Given instruction:
Rewrite the lines from the one containing "svg-text:IC1: IC1 (643, 928, 676, 955)" to the one containing "svg-text:1: 1 (374, 1013, 381, 1027)", replacing "MICOM" with "MCU" and leaving everything else unchanged.

Source data:
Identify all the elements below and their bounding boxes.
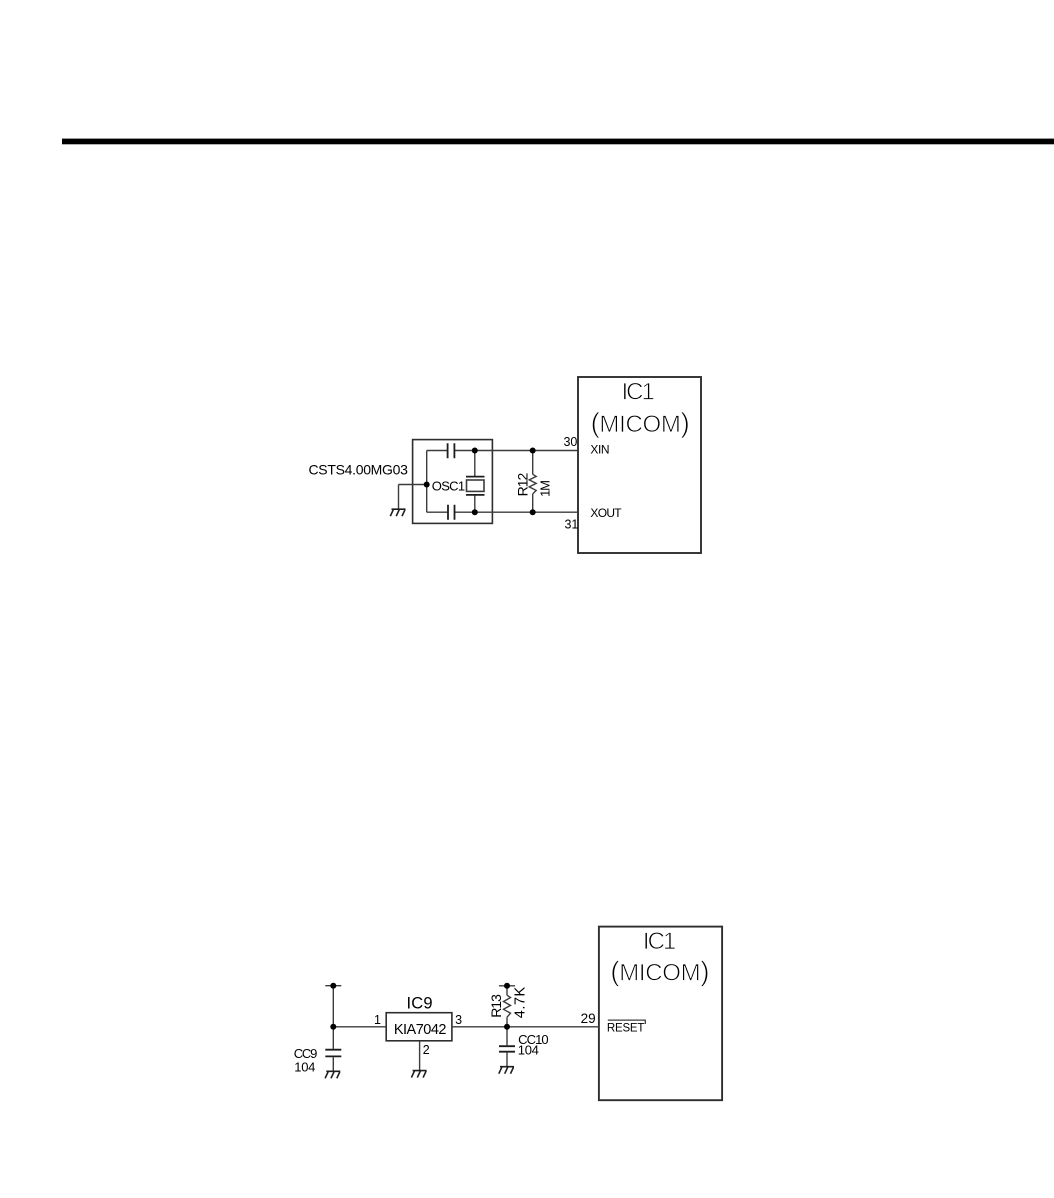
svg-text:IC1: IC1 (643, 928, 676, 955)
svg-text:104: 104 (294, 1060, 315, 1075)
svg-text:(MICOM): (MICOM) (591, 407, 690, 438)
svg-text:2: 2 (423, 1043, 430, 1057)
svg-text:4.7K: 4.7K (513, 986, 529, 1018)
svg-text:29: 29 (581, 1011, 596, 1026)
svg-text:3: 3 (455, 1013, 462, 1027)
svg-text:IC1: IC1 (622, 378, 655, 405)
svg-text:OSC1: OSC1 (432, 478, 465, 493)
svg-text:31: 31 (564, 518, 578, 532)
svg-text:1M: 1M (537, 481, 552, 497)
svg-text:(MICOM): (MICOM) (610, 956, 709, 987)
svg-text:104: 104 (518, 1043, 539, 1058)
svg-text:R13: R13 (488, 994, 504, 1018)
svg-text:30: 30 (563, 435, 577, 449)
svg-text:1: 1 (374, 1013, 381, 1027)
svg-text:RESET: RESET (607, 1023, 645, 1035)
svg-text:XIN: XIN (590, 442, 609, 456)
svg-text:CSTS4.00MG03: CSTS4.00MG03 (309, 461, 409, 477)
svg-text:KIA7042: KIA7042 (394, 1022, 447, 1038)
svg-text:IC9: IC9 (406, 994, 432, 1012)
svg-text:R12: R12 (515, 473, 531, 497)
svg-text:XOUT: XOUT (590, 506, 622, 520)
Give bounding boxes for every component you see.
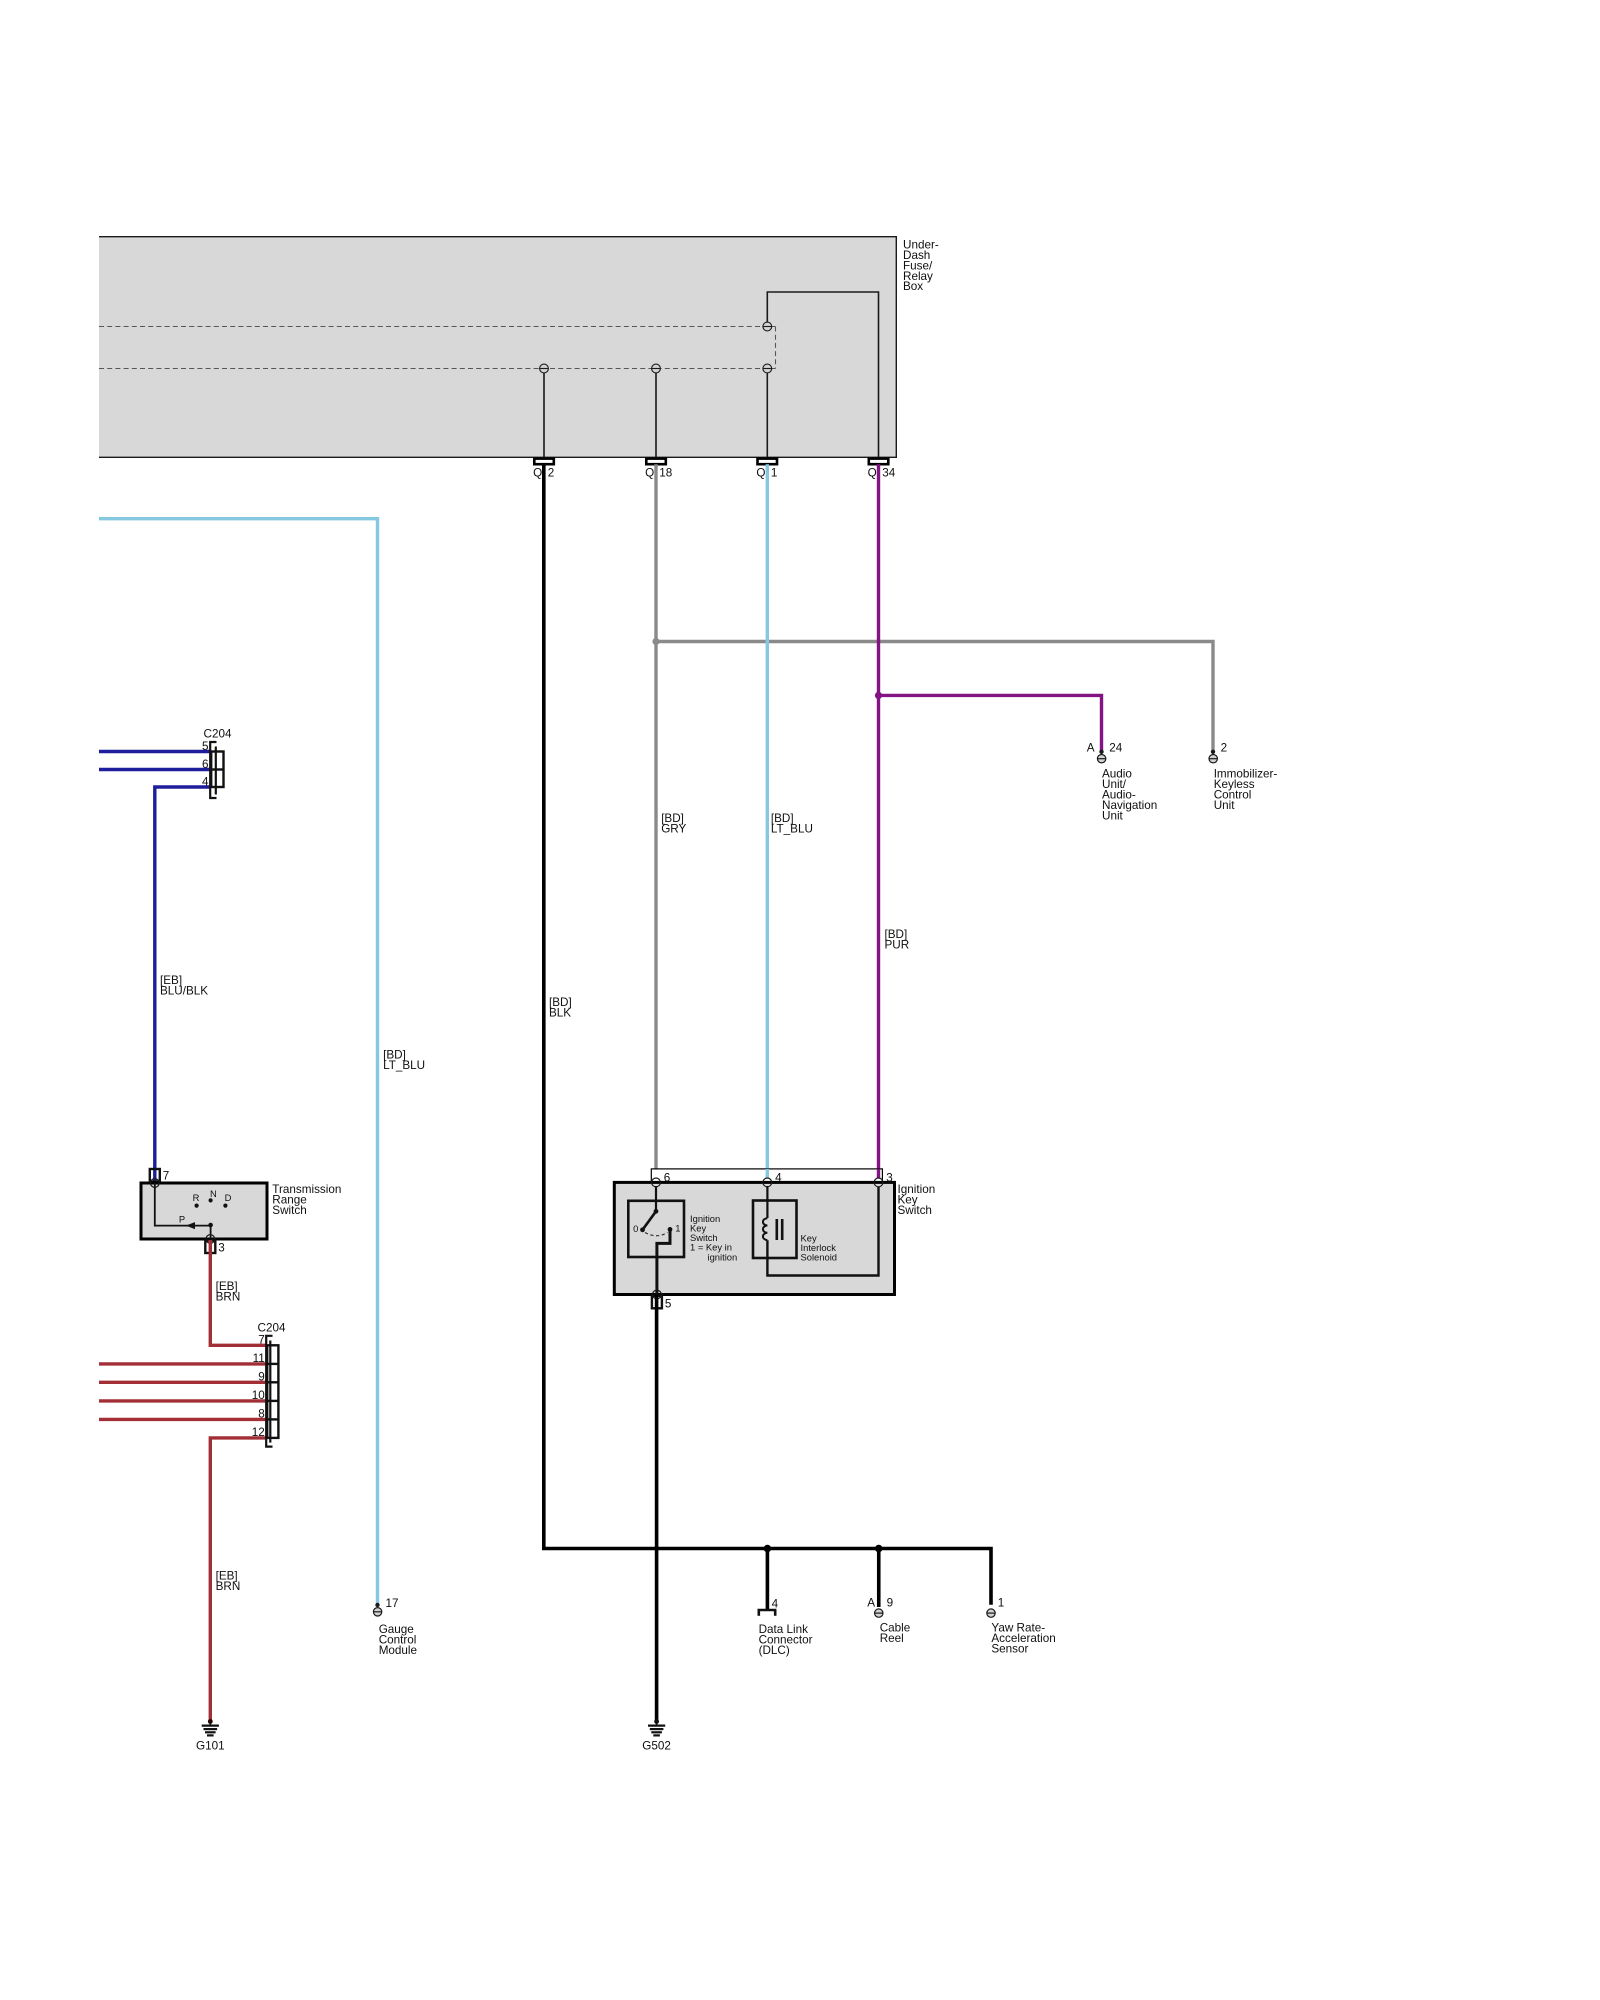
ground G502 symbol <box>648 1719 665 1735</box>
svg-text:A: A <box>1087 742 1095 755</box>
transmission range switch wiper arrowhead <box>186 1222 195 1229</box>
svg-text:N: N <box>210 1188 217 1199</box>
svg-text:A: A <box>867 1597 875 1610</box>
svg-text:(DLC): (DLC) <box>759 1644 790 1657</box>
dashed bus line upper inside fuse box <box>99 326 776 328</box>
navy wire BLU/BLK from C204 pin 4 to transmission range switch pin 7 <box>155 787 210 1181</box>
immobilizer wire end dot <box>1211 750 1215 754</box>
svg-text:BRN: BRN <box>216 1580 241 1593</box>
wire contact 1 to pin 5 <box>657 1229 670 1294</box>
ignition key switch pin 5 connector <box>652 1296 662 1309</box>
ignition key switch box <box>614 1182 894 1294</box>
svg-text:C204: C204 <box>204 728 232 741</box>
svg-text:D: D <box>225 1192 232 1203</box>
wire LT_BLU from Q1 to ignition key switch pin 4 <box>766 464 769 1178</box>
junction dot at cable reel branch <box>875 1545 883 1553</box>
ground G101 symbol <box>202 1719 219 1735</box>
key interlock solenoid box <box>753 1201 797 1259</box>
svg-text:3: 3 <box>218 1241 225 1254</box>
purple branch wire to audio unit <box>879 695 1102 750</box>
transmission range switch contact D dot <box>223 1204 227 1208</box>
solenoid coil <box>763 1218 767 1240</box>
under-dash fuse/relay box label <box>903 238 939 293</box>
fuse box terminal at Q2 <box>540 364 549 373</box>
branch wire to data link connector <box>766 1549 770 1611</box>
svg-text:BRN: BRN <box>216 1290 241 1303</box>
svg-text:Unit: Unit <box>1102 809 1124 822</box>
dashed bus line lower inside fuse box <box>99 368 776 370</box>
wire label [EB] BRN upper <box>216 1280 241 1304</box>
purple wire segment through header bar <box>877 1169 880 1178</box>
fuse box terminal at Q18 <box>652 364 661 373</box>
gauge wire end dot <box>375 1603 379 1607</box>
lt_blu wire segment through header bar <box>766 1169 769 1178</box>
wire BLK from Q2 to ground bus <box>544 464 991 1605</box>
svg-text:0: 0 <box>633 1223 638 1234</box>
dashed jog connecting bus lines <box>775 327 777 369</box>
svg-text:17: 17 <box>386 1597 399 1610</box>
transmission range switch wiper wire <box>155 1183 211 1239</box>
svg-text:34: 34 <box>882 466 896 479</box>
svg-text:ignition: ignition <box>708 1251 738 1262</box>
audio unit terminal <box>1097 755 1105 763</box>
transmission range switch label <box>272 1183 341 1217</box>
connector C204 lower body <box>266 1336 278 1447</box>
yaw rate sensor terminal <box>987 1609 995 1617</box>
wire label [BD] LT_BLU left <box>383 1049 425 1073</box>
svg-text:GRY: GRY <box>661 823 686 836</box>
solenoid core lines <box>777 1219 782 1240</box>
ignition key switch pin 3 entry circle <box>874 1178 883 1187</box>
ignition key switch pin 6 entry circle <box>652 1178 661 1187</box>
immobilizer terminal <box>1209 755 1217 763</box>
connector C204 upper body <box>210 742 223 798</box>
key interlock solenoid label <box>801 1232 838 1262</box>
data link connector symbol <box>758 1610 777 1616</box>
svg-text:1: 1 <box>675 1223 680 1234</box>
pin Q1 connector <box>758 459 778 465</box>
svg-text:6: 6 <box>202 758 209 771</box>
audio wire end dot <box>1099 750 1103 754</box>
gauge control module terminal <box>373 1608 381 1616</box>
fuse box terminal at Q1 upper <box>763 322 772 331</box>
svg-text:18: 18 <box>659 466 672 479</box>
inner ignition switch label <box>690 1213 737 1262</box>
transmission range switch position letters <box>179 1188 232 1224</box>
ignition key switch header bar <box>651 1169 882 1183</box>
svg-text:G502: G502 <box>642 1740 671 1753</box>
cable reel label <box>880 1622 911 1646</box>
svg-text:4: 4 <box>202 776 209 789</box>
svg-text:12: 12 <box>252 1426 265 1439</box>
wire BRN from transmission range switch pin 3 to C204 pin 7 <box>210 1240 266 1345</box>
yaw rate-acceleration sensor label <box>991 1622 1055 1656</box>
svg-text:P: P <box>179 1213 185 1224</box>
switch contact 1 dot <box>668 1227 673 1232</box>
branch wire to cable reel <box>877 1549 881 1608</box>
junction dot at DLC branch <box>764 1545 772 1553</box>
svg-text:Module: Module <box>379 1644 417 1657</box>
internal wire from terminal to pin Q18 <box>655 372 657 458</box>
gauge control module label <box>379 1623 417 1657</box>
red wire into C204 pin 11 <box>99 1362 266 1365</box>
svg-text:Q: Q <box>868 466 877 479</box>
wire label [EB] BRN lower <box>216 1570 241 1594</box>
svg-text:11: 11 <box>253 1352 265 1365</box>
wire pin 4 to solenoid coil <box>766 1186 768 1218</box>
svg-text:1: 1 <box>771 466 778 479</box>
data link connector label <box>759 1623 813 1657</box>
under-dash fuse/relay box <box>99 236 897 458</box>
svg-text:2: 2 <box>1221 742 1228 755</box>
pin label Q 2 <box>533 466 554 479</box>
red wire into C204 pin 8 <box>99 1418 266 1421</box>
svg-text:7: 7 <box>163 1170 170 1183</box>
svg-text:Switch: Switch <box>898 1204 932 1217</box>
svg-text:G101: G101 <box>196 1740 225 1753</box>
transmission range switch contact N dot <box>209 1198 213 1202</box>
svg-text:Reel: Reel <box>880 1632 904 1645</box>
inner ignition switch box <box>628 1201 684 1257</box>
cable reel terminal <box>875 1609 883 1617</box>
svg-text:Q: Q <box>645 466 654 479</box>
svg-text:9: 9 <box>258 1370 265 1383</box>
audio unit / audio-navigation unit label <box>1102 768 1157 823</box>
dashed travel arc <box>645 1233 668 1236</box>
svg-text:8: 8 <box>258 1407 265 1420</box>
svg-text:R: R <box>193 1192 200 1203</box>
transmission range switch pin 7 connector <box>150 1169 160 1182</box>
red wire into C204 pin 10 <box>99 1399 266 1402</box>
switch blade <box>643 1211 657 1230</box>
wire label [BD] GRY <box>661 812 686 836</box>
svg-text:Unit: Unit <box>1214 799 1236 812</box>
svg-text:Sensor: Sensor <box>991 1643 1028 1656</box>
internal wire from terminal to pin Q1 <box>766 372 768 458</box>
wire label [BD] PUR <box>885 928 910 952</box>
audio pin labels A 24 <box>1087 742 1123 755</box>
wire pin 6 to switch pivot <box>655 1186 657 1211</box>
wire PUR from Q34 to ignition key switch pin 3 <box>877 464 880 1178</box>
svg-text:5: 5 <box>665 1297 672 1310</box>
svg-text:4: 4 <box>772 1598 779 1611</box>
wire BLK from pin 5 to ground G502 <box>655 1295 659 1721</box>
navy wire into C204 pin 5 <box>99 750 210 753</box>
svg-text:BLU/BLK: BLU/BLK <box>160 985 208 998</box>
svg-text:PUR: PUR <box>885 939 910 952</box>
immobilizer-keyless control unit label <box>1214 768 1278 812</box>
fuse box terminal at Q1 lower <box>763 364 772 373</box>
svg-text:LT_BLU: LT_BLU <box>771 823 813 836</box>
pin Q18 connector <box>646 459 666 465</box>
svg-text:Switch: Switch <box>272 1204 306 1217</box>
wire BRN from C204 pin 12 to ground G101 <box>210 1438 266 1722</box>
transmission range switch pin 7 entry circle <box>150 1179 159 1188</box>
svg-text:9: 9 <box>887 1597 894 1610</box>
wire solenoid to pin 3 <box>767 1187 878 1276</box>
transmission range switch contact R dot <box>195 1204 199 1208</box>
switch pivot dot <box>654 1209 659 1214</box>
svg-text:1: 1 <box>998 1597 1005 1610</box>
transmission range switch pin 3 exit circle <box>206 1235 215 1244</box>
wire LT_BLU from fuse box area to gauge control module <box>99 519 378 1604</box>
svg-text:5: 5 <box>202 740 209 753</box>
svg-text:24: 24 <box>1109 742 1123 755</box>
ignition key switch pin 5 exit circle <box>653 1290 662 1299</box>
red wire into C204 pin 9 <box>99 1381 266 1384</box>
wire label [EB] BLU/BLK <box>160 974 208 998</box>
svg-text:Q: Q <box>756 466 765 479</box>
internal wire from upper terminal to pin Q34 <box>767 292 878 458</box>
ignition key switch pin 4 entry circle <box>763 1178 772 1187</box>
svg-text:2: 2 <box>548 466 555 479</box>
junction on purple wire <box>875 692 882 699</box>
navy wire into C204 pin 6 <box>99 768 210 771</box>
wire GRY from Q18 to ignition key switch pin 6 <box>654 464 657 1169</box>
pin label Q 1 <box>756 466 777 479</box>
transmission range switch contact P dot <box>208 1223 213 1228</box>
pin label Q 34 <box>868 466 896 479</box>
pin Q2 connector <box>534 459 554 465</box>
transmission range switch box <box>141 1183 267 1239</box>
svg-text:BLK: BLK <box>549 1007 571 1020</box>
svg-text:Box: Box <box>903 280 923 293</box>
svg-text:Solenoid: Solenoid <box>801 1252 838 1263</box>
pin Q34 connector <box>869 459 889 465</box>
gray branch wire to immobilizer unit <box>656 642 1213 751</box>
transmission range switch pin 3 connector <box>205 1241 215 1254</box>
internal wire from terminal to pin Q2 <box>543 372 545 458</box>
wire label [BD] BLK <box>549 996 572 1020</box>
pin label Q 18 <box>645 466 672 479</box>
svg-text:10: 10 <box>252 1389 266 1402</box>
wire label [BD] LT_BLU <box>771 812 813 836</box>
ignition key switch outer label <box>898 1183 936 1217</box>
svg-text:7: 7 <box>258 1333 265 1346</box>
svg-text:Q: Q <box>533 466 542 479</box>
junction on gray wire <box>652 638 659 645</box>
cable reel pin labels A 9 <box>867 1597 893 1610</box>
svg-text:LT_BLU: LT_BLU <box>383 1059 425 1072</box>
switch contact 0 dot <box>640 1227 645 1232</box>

Response to the exercise:
svg-text:IC1: IC1 (643, 928, 676, 955)
svg-text:104: 104 (294, 1060, 315, 1075)
svg-text:(MCU): (MCU) (591, 407, 690, 438)
svg-text:2: 2 (423, 1043, 430, 1057)
svg-text:4.7K: 4.7K (513, 986, 529, 1018)
svg-text:29: 29 (581, 1011, 596, 1026)
svg-text:3: 3 (455, 1013, 462, 1027)
svg-text:IC1: IC1 (622, 378, 655, 405)
svg-text:OSC1: OSC1 (432, 478, 465, 493)
svg-text:31: 31 (564, 518, 578, 532)
svg-text:1M: 1M (537, 481, 552, 497)
svg-text:(MCU): (MCU) (610, 956, 709, 987)
svg-text:104: 104 (518, 1043, 539, 1058)
svg-text:R13: R13 (488, 994, 504, 1018)
svg-text:30: 30 (563, 435, 577, 449)
svg-text:1: 1 (374, 1013, 381, 1027)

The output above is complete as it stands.